* Excerpt provided
►

Minoh Bloom is a 5.5% golden ale. It’s part of Minoh’s seasonal lineup, and is made with five different varieties of hop. At the time of writing it seems to be out of season, so check the link at the bottom of the review for current availability.
Minoh Beer, along with Tamamura Honten, are one of my favourite breweries in Japan. Along with their regular lineup (standout beers being the pilsner and W-IPA), they also produce some pretty stellar limited edition beers, such as their Barrel-Aged W-IPA. So when Rob announced that he might have accidentally gotten me a saison (you know, the beers that make me lose a load of HP and give me the !!POISONED!! status effect) but don’t worry, it’s from Minoh, I wasn’t too worried (I’ve noticed that a lot of my reviews these days start with Rob getting me a suspicious beer, don’t they?).
All it really said on the bottle was that it was called “Bloom” and was a seasonal (or “seasonable” as Minoh puts it), so with nothing to really go on, I opened ‘er up.
Minoh Bloom Appearance and Nose
Minoh Bloom pours out pretty headless and a goldie-brown colour. I had no idea what kind of beer it was but assumed it was a hoppy pale ale. The nose was strongly hoppy, spicy and with hay and dry grass notes. I also got a wild yeast, estery aroma from it.
Minoh Bloom Taste
From the estery profile (and having been confounded by the “seasonable” name) I was under the impression that this was a hoppy saison, but that impression was quickly losing credibility. It tasted bitter and strongly dry hopped, but with the spicy, estery aspect to it. Three sips in and I was already getting chest pains, as well. I think I must have some kind of allergy to some Belgian yeast because it felt like my ribcage was about to explode. I was sweating and couldn’t think through the red hot pokers in my chest, so I did something I didn’t even do for Miso Korny– I poured it down the sink. A bad tasting beer is one thing, but one that is causing me crippling pain is an entirely different kettle of metaphors. The penultimate line in my notes, hastily scrawled as the burning racked my innards, is “bitterness is all there is”. The final line, a single word, in all capitals: SUFFER
Minoh Bloom: The Bottom Line
If you can handle the yeasty, funky beers like this, then be my guest. But I know some folks are like me, people who have trouble with a can of Suiyoubi no Neko from Lawsons. To them I say: Stay the god damn fuck away from this hellish beer. You will thank me.
I’m not saying this was a bad beer, I’m saying that it personally for me felt like I was going into cardiac arrest while drinking it. So, that’s a no from me!
2 comments
weird and worrying reaction. if those symptoms were real and not exaggerated, may i suggest getting yourself checked out for possible allergies? could be dangerous and please stay away from Belgian beers or give them to someone who likes them, poor things.
Yeah I’ve thought that I might be allergic to something in them. But would it be the yeast?

◄

* Material shown
►

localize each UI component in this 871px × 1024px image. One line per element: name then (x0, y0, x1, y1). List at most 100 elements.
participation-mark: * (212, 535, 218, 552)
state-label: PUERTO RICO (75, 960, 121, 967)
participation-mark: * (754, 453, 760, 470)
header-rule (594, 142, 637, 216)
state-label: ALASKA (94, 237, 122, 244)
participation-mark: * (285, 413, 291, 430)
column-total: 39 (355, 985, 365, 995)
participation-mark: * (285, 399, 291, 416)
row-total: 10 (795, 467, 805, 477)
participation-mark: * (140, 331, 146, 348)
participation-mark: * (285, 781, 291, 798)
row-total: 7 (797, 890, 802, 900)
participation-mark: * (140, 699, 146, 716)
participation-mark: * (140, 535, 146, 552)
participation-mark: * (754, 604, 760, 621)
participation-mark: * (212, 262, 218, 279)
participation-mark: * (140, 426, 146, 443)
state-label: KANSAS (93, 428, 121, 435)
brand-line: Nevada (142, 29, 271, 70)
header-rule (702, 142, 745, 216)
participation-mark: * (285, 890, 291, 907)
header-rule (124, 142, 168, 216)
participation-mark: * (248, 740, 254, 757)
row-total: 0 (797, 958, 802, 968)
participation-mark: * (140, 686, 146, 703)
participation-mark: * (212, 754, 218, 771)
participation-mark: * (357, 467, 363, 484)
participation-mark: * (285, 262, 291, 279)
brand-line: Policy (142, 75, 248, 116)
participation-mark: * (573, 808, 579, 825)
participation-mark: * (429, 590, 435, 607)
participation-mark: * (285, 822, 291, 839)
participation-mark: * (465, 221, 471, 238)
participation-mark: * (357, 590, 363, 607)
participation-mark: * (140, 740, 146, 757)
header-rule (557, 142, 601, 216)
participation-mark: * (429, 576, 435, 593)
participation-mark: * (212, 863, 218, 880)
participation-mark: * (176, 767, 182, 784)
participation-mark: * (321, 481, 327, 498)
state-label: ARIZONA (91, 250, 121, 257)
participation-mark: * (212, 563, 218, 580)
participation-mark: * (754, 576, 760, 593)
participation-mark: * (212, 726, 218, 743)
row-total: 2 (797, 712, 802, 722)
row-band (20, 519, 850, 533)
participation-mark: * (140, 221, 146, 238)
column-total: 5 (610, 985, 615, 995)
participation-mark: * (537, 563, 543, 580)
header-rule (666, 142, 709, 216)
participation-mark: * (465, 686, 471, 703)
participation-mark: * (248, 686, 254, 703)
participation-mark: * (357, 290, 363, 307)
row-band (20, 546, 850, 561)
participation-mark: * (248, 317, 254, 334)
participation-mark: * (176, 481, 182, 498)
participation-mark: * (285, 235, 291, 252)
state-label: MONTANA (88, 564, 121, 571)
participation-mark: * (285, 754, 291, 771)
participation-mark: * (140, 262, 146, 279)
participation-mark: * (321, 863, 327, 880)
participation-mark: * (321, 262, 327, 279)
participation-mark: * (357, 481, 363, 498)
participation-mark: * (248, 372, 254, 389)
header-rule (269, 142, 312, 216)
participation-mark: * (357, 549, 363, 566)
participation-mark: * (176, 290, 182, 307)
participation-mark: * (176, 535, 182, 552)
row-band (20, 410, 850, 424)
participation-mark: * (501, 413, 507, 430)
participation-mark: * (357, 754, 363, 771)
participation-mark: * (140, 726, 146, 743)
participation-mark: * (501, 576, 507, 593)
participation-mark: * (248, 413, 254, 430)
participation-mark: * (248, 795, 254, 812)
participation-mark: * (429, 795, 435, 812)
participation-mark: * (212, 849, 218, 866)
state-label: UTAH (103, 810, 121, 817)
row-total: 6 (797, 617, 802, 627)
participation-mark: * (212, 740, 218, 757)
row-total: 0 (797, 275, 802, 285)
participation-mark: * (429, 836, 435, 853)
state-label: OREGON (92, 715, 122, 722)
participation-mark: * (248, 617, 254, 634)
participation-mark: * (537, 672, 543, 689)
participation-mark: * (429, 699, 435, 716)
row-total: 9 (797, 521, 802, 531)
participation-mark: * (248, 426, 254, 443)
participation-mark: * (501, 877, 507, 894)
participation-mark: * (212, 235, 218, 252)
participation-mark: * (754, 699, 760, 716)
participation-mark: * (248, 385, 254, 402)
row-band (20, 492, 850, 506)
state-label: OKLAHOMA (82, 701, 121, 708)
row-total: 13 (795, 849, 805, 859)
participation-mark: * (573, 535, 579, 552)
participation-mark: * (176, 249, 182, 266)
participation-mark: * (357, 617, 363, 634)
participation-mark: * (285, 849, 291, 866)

◄

* Assigned task 1
According to the beer review, how many hop varieties go into Minoh Bloom?
* Assigned task 2
Please summarize the beer review in two sentences.

* Your response 1
Five.

* Your response 2
Minoh Bloom is a 5.5% seasonal golden ale made with five hop varieties. It pours a nearly headless golden-brown with a hoppy, spicy, estery nose and a bitter, strongly dry-hopped taste, but it gave the reviewer chest pains within three sips, so the reviewer poured it down the sink and warned people who have trouble with yeasty, funky beers to stay away from it, while saying it was not necessarily a bad beer.